[Data records]
---+---
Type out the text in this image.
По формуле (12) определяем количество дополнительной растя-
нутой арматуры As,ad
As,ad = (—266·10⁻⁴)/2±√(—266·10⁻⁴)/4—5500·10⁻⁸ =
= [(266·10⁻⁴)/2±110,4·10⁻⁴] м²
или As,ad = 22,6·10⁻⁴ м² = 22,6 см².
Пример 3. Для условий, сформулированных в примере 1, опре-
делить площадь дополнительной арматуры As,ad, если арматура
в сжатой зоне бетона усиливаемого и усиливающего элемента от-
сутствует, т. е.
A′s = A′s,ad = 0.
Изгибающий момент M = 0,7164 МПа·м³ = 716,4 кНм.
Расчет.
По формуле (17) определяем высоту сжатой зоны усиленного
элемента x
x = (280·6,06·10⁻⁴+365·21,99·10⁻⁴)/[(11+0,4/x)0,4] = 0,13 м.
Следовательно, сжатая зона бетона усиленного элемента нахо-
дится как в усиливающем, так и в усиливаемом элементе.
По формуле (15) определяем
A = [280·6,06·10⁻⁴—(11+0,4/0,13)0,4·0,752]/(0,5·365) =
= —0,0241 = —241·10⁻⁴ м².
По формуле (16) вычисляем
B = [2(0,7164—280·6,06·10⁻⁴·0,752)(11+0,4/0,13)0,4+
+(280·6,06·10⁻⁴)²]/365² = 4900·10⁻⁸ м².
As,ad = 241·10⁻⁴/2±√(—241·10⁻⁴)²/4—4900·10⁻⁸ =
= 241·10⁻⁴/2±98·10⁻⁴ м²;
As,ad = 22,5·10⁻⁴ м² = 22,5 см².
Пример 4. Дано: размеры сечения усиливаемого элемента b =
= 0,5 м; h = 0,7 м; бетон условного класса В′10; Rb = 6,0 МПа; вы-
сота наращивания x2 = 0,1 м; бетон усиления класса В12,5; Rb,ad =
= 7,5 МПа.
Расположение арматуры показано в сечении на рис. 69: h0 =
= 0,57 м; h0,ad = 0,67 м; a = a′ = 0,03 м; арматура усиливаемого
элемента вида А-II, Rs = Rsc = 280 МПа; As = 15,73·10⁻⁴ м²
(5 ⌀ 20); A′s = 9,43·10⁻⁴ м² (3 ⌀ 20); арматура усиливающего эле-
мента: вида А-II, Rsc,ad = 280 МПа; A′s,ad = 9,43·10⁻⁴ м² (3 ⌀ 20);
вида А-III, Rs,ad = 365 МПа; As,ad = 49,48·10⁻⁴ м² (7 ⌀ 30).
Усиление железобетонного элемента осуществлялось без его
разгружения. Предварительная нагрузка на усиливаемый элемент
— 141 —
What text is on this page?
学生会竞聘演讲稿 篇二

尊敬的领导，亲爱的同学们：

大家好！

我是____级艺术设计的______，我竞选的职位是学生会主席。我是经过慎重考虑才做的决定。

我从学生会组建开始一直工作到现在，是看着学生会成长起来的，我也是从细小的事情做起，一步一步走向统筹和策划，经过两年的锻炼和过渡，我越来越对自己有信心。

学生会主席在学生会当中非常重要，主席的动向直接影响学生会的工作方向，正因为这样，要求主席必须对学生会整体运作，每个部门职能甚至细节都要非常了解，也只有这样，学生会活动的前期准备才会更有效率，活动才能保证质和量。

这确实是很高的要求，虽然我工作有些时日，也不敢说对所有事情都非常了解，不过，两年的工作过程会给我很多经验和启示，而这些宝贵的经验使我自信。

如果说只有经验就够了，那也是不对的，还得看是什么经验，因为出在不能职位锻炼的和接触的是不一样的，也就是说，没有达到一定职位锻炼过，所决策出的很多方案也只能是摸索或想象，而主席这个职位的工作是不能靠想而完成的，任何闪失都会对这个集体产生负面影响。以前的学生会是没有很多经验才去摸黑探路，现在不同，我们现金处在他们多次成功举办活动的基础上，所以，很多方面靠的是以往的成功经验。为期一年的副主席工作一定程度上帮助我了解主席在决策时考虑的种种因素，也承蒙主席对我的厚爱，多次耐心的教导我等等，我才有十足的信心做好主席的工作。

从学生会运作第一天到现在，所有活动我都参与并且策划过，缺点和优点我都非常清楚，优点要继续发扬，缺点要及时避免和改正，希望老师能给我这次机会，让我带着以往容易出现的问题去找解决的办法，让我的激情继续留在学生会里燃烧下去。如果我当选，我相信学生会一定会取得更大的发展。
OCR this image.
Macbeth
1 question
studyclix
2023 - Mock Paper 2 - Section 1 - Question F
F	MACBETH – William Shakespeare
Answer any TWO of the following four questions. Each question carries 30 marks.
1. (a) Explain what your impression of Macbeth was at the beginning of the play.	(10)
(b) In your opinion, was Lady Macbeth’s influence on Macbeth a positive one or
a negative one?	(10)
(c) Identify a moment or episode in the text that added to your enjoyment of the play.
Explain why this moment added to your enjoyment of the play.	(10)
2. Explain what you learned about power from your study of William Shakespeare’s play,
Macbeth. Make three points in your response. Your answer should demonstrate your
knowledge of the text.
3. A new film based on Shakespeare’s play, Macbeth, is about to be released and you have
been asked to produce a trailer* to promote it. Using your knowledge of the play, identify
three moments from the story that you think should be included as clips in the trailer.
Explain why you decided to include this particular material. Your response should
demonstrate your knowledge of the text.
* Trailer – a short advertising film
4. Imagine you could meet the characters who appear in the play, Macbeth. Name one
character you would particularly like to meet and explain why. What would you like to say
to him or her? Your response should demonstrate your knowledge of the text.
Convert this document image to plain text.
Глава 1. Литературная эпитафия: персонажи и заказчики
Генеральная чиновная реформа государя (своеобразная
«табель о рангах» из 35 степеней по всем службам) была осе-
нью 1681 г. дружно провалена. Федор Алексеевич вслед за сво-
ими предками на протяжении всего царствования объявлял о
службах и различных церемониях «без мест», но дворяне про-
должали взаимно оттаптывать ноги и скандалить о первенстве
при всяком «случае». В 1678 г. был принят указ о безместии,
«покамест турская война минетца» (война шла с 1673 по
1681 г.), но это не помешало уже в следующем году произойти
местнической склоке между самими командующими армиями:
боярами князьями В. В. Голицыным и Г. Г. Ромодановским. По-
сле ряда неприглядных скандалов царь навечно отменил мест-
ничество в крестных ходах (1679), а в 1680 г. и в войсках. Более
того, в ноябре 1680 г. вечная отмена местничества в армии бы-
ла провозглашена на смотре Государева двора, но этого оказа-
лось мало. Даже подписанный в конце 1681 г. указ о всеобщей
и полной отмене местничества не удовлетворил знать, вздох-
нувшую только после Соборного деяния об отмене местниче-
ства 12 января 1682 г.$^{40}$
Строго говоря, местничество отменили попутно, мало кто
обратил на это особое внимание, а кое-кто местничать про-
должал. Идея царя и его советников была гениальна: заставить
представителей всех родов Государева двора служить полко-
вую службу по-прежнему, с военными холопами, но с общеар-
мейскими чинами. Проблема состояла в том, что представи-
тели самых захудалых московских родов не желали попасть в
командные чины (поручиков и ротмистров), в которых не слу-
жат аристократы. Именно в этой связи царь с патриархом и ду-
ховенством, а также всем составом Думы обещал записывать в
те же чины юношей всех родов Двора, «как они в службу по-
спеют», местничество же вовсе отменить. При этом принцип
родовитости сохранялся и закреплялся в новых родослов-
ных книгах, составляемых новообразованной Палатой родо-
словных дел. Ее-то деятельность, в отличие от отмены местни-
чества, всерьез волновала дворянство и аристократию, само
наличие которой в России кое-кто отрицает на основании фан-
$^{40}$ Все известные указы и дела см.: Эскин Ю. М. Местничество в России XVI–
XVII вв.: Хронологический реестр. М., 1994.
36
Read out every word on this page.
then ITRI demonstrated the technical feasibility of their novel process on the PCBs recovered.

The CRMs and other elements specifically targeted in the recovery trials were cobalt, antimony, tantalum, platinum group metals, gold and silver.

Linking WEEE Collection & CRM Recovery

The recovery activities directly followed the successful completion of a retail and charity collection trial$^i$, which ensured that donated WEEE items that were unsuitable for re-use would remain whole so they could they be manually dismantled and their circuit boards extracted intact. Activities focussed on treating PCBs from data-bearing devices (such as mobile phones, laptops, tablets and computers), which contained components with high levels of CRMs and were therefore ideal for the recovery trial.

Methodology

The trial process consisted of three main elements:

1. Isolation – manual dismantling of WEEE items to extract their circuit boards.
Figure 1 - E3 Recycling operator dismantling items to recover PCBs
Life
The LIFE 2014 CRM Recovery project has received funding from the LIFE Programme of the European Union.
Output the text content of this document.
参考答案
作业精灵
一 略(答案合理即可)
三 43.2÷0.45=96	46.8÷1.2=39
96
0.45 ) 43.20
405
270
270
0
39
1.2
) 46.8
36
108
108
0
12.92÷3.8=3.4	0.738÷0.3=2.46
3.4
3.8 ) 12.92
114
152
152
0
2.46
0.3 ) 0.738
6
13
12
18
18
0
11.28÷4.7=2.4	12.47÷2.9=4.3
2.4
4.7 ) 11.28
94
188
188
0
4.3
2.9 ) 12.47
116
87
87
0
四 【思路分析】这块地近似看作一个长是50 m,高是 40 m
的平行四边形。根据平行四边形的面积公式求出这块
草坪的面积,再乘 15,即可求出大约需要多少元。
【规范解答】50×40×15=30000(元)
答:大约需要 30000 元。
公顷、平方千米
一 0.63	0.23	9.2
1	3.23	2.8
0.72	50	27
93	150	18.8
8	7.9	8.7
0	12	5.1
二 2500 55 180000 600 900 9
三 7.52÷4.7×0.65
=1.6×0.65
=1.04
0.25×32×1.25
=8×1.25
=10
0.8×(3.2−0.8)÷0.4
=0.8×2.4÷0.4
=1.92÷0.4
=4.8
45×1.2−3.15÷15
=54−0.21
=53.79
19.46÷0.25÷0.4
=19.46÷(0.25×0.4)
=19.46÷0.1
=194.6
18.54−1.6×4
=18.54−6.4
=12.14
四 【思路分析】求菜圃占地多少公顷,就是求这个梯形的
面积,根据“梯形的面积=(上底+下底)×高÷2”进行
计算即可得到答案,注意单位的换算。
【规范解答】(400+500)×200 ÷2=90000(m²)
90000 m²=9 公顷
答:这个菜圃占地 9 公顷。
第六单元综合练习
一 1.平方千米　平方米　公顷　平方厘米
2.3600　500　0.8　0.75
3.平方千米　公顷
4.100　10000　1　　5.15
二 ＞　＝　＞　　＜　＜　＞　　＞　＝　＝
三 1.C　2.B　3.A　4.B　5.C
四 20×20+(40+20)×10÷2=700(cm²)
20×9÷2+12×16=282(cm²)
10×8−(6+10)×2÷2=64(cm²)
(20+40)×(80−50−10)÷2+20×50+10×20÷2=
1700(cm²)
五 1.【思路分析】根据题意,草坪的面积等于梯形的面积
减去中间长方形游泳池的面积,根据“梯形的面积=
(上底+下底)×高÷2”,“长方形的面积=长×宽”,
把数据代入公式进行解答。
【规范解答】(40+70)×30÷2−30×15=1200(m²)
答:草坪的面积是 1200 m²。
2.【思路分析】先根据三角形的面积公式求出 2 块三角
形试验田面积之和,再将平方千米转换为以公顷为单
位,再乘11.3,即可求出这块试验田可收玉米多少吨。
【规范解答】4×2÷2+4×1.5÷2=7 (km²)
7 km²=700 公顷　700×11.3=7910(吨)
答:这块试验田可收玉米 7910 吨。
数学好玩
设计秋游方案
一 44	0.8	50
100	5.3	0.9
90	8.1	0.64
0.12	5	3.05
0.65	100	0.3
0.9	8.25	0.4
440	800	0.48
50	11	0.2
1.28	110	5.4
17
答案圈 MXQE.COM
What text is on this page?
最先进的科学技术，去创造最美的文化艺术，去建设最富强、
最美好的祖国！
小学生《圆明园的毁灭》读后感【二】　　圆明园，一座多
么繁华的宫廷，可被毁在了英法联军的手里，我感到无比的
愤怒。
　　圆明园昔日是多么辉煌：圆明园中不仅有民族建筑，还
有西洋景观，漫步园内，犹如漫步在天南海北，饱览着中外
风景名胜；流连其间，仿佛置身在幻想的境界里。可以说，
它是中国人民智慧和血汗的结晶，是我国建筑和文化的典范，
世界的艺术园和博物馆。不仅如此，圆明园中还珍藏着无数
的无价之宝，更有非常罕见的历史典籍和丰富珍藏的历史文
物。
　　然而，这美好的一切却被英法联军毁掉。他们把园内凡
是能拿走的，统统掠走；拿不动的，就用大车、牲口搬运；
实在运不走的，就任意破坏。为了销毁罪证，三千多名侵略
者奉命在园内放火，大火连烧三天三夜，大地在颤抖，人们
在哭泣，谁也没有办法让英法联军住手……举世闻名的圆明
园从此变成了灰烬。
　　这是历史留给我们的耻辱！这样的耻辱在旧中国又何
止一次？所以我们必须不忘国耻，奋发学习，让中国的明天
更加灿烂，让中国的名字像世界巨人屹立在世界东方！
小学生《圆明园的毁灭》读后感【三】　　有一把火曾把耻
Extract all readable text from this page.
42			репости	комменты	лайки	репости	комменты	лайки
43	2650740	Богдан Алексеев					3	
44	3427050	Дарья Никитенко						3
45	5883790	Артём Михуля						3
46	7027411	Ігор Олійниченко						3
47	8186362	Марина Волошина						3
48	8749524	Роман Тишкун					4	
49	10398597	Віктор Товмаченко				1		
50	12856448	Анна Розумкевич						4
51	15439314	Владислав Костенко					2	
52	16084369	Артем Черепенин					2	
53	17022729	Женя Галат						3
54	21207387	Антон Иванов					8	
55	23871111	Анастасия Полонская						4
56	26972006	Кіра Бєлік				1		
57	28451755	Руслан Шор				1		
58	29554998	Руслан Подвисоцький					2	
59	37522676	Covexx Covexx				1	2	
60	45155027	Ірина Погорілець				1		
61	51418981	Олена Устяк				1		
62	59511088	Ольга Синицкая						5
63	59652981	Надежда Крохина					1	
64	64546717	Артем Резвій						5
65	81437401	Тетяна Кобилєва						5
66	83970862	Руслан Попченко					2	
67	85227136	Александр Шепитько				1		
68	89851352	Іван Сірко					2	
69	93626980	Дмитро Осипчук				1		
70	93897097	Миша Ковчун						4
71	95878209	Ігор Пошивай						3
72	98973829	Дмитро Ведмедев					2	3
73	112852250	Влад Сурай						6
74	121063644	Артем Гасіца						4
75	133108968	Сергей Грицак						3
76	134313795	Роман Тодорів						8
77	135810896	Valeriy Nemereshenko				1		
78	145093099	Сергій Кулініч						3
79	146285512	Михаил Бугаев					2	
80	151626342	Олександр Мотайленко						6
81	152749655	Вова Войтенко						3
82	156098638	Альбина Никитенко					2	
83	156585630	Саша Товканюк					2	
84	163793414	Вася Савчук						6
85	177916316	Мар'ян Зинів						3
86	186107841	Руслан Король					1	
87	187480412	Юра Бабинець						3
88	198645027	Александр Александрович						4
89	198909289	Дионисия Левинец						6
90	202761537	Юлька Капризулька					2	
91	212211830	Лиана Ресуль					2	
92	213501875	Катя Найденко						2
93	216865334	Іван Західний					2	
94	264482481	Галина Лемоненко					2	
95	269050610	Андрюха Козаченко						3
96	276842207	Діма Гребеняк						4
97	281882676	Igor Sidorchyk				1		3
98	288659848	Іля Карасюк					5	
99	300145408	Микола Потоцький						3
---+---
▶ _DIRECTION_
Which lines hold the string "усиленного"? List them all.

▶ _RESULT_
По формуле (17) определяем высоту сжатой зоны усиленного
Следовательно, сжатая зона бетона усиленного элемента нахо-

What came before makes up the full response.